WHAT YOU SHOULD DO >> Report, word for word, every line of the material that contains "value".

DATASET ROWS >>
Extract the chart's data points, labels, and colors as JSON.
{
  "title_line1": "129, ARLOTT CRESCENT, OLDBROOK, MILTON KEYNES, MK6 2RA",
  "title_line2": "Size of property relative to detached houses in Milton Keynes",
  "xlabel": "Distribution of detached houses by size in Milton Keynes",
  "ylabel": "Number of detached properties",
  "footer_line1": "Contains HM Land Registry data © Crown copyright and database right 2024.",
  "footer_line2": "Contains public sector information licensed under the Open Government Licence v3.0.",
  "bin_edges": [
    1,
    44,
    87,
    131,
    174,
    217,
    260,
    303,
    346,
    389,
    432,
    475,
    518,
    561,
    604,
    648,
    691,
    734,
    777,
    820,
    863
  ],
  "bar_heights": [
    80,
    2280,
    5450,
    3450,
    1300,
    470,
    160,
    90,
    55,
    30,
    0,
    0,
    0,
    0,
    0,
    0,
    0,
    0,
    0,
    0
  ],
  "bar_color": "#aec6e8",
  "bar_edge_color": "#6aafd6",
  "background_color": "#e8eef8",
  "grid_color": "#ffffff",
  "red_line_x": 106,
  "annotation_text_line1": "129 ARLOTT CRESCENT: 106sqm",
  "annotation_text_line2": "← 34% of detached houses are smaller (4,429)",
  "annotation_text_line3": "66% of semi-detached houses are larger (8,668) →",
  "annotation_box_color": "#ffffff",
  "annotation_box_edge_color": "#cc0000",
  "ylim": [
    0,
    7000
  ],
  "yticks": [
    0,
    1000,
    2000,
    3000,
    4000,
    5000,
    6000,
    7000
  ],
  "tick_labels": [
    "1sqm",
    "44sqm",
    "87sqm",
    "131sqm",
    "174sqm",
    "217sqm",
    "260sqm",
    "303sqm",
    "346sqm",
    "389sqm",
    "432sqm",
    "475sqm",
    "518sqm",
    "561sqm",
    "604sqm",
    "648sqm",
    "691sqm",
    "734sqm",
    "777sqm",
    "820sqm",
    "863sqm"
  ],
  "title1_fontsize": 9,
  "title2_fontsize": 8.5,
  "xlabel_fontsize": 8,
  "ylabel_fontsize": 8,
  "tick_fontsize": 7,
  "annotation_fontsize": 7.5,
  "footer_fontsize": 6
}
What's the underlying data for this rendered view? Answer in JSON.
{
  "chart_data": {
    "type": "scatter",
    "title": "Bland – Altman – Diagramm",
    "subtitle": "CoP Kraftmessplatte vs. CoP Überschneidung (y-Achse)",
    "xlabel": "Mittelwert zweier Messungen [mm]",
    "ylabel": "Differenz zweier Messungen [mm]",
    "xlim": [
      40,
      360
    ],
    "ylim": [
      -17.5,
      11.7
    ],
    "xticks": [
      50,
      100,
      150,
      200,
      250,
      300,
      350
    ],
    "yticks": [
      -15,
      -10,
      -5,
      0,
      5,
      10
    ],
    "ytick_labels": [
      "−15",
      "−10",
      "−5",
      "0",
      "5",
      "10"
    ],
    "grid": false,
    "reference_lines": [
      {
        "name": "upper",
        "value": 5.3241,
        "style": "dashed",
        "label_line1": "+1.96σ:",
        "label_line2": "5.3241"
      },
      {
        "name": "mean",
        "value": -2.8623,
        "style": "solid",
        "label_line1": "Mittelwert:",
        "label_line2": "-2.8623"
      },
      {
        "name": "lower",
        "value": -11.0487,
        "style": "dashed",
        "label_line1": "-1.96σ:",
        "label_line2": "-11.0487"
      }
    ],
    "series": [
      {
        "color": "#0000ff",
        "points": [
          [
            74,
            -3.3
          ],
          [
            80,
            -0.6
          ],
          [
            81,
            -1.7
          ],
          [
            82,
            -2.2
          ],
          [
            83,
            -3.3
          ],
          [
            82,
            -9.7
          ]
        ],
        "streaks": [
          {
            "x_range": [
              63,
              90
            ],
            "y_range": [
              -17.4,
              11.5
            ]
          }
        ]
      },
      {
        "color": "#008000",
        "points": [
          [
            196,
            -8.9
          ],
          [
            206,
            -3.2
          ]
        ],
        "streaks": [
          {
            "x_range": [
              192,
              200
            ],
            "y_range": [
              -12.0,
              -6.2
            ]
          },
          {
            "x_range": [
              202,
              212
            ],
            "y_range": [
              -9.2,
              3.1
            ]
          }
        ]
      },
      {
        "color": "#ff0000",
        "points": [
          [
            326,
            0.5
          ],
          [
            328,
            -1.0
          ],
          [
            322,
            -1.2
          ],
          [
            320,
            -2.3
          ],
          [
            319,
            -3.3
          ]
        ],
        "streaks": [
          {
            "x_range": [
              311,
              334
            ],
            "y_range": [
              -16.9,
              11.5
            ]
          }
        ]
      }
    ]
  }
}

RESPONSE TO THIS TASK >>
        "value": 5.3241,
        "value": -2.8623,
        "value": -11.0487,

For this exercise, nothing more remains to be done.